#### WORK TO COMPLETE
A. In the extract on Iran's nuclear program, what maximum enrichment level have IAEA tests confirmed?
B. Output everything in the extract on Iran's nuclear program from "The pilot Iranian" down to "even centrifuge failures.".
C. Summarize the extract on Iran's nuclear program in two sentences.

#### EXTRACT TO READ
Content starts

Other analysts say that only if Iran were able to resolve all of it's considerable technical difficulties, it might be able to produce enough fissile material for a single nuclear weapon by 2009.

A Pakistani official, familiar with the Iranian nuclear program and speaking to CBS News on condition of anonymity because of the sensitivity of the subject, said Iran remains far away from a 'stable nuclear weapons program.'

"Even if Iran produced its first bomb, that in itself can not qualify it to become a nuclear power," said the official. "It's one thing to be able to make a bomb or two. The essential point is, how far can you sustain that effort. In Iran's case, a nuclear test would not prove that Iran has become an unqualified nuclear power. It would then have to demonstrate that it can keep up the effort."

But Iran's attempts at enrichment have been plagued with problems at almost every stage, and it is not clear how much progress Iran has made towards resolving those problems

One western diplomat familiar with the Iranian program has described the yellowcake produced by Iran (an intermediate and necessary step in uranium processing) as 'crap' and 'full of impurities'.

The pilot Iranian centrifuge facility for enriching uranium still does not operate smoothly after more than a year, and a number of U.S. officials have confirmed in recent months there are continuing technical problems. Iran has been unable to run the small number of centrifuge cascades at the above ground complex close to the huge underground facility at Natanz without frequent breakdowns and even centrifuge failures.

Iran claims to have enriched uranium to 5% (a level far below the minimum 85% required for highly enriched, or weapons grade uranium). IAEA tests have confirmed a maximum enrichment of only 4.2%

The problems are beyond the issue of Iran's technical competence in the enrichment process. In January 2007, Iranian Vice President Gholamreza Aghazadeh, who heads the Atomic Energy Organization of Iran told reporters that in April 2006, shortly after Iran began to install and operate centrifuge cascades at the pilot plant, 50 centrifuges exploded during a test.

The report appeared in the reformist Iranian paper Ayande-ye Now (New Future), an enthusiastic supporter of the country's nuclear program. "We had installed 50 centrifuges. One night I was informed that all 50 had exploded," Aghazadeh is quoted as saying. "The 'UPS' (uninterruptible power supply) in charge of controlling the electricity had not acted properly. Later we found out that the UPS we had imported through Turkey had been manipulated."

Paul Kerr, a research analyst at the Washington based Arms Control Association, who blogs at www.armscontrolwonk.com, has speculated on-line that the reference to 'manipulation' suggests the possibility of sabotage of dual-use exports to Iran.

Content ends

[Document layout detection data]
Content starts

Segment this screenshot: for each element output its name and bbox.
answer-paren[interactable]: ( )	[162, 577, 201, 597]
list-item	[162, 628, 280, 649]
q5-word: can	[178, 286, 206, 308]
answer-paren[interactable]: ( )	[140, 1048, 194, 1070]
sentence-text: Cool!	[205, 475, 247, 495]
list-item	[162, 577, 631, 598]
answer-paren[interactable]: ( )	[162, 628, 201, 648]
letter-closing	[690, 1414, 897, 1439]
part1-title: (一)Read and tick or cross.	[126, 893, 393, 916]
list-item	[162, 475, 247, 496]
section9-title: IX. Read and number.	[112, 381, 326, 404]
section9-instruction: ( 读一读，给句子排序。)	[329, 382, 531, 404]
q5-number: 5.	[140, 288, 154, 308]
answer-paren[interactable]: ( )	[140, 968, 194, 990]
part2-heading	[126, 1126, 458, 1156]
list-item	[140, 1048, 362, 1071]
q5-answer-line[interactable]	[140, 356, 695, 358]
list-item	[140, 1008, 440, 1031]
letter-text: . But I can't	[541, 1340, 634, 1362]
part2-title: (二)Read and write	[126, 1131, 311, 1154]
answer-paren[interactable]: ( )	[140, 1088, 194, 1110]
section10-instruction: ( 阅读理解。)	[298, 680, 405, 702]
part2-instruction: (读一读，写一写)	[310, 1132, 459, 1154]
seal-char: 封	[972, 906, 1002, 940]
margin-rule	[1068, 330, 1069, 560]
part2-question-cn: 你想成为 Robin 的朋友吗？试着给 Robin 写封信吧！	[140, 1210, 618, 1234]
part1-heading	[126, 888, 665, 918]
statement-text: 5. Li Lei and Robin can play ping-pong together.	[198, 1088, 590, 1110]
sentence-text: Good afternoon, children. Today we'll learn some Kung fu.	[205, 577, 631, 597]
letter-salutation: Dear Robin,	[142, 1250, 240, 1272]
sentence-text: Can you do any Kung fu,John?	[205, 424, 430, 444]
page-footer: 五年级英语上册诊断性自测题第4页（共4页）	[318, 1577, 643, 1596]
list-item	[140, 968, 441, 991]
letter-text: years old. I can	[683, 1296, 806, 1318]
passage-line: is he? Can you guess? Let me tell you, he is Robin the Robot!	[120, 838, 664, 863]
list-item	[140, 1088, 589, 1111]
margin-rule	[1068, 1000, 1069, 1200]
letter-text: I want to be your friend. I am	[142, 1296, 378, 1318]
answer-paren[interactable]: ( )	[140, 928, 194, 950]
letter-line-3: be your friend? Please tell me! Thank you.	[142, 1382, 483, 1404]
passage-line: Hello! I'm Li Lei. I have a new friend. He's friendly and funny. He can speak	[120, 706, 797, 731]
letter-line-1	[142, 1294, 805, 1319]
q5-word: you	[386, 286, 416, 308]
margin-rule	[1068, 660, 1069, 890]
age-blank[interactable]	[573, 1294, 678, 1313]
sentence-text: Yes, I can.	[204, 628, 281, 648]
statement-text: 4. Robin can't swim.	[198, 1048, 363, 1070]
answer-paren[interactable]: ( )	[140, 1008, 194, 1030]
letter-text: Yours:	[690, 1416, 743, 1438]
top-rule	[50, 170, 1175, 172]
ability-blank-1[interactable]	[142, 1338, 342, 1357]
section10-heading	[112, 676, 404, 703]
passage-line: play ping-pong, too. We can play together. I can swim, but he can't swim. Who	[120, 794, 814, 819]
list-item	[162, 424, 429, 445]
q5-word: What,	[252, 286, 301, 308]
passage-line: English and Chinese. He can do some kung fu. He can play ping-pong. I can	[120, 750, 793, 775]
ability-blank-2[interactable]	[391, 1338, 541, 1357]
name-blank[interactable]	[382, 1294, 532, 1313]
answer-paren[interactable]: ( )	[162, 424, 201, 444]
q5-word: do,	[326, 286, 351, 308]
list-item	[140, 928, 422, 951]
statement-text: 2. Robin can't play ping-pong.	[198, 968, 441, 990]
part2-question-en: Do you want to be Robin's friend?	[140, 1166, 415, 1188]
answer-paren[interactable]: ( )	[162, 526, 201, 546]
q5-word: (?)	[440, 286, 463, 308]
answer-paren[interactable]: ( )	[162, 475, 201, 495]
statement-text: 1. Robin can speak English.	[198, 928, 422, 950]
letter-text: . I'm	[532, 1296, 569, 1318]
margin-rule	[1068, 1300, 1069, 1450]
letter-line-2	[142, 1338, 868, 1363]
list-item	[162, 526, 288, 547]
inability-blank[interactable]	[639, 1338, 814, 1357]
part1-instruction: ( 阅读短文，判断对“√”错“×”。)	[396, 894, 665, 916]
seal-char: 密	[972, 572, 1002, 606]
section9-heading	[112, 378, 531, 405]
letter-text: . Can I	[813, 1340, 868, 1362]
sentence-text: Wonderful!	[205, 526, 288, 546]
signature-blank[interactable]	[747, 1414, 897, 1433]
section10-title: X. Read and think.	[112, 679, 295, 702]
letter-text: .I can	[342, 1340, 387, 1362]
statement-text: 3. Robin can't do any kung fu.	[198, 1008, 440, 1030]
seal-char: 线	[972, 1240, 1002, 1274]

Content ends

#### RESPONSES FOR EACH TASK
A. 4.2%

B.
The pilot Iranian centrifuge facility for enriching uranium still does not operate smoothly after more than a year, and a number of U.S. officials have confirmed in recent months there are continuing technical problems. Iran has been unable to run the small number of centrifuge cascades at the above ground complex close to the huge underground facility at Natanz without frequent breakdowns and even centrifuge failures.

C. A Pakistani official says Iran remains far from a stable nuclear weapons program, and its enrichment work has faced problems at almost every stage, including impure yellowcake, frequent breakdowns at the pilot centrifuge facility near Natanz, and confirmed enrichment of only 4.2%. Iranian Vice President Gholamreza Aghazadeh said 50 centrifuges exploded in April 2006 because a power supply imported through Turkey had been manipulated, which analyst Paul Kerr has speculated suggests possible sabotage.